Dataset items
=-=-=-=-=

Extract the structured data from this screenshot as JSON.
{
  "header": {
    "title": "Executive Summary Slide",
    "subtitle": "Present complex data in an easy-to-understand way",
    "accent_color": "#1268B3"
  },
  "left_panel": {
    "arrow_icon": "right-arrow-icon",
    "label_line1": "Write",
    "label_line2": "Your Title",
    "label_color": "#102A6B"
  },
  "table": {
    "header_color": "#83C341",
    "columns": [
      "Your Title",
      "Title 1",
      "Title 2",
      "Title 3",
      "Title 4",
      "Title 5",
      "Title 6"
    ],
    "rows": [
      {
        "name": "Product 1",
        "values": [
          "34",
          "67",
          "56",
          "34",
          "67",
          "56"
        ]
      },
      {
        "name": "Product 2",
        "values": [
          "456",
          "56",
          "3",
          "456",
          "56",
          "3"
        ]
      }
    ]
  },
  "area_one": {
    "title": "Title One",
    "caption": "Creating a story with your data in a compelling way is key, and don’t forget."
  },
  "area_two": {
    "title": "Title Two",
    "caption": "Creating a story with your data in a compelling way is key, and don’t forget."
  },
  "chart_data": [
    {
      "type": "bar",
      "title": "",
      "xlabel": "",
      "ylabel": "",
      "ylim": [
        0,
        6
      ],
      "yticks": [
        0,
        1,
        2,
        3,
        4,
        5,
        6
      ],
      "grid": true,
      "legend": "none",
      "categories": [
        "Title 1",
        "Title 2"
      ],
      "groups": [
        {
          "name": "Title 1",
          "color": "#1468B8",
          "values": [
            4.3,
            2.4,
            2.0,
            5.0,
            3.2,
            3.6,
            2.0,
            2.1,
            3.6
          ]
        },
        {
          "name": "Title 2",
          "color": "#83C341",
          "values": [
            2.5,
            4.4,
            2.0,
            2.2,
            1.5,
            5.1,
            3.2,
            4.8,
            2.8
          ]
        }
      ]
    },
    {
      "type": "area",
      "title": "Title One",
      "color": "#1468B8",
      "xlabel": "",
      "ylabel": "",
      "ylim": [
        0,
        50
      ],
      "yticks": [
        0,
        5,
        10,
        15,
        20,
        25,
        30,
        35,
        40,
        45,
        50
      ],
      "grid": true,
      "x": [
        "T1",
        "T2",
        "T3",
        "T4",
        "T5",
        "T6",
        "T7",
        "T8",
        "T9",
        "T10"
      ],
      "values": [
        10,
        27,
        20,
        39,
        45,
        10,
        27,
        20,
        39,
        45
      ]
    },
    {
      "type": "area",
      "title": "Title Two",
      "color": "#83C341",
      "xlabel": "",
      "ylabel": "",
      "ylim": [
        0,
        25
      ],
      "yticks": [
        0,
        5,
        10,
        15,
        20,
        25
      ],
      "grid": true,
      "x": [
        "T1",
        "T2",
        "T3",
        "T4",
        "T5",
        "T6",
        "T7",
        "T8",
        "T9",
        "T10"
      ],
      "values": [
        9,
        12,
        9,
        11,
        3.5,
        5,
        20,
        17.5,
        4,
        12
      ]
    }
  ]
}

=-=-=-=-=

→ Aim of the task:
Please repeat the listing exactly, with nothing left out.

→ Worked answer:
Extract the structured data from this screenshot as JSON.
{
  "header": {
    "title": "Executive Summary Slide",
    "subtitle": "Present complex data in an easy-to-understand way",
    "accent_color": "#1268B3"
  },
  "left_panel": {
    "arrow_icon": "right-arrow-icon",
    "label_line1": "Write",
    "label_line2": "Your Title",
    "label_color": "#102A6B"
  },
  "table": {
    "header_color": "#83C341",
    "columns": [
      "Your Title",
      "Title 1",
      "Title 2",
      "Title 3",
      "Title 4",
      "Title 5",
      "Title 6"
    ],
    "rows": [
      {
        "name": "Product 1",
        "values": [
          "34",
          "67",
          "56",
          "34",
          "67",
          "56"
        ]
      },
      {
        "name": "Product 2",
        "values": [
          "456",
          "56",
          "3",
          "456",
          "56",
          "3"
        ]
      }
    ]
  },
  "area_one": {
    "title": "Title One",
    "caption": "Creating a story with your data in a compelling way is key, and don’t forget."
  },
  "area_two": {
    "title": "Title Two",
    "caption": "Creating a story with your data in a compelling way is key, and don’t forget."
  },
  "chart_data": [
    {
      "type": "bar",
      "title": "",
      "xlabel": "",
      "ylabel": "",
      "ylim": [
        0,
        6
      ],
      "yticks": [
        0,
        1,
        2,
        3,
        4,
        5,
        6
      ],
      "grid": true,
      "legend": "none",
      "categories": [
        "Title 1",
        "Title 2"
      ],
      "groups": [
        {
          "name": "Title 1",
          "color": "#1468B8",
          "values": [
            4.3,
            2.4,
            2.0,
            5.0,
            3.2,
            3.6,
            2.0,
            2.1,
            3.6
          ]
        },
        {
          "name": "Title 2",
          "color": "#83C341",
          "values": [
            2.5,
            4.4,
            2.0,
            2.2,
            1.5,
            5.1,
            3.2,
            4.8,
            2.8
          ]
        }
      ]
    },
    {
      "type": "area",
      "title": "Title One",
      "color": "#1468B8",
      "xlabel": "",
      "ylabel": "",
      "ylim": [
        0,
        50
      ],
      "yticks": [
        0,
        5,
        10,
        15,
        20,
        25,
        30,
        35,
        40,
        45,
        50
      ],
      "grid": true,
      "x": [
        "T1",
        "T2",
        "T3",
        "T4",
        "T5",
        "T6",
        "T7",
        "T8",
        "T9",
        "T10"
      ],
      "values": [
        10,
        27,
        20,
        39,
        45,
        10,
        27,
        20,
        39,
        45
      ]
    },
    {
      "type": "area",
      "title": "Title Two",
      "color": "#83C341",
      "xlabel": "",
      "ylabel": "",
      "ylim": [
        0,
        25
      ],
      "yticks": [
        0,
        5,
        10,
        15,
        20,
        25
      ],
      "grid": true,
      "x": [
        "T1",
        "T2",
        "T3",
        "T4",
        "T5",
        "T6",
        "T7",
        "T8",
        "T9",
        "T10"
      ],
      "values": [
        9,
        12,
        9,
        11,
        3.5,
        5,
        20,
        17.5,
        4,
        12
      ]
    }
  ]
}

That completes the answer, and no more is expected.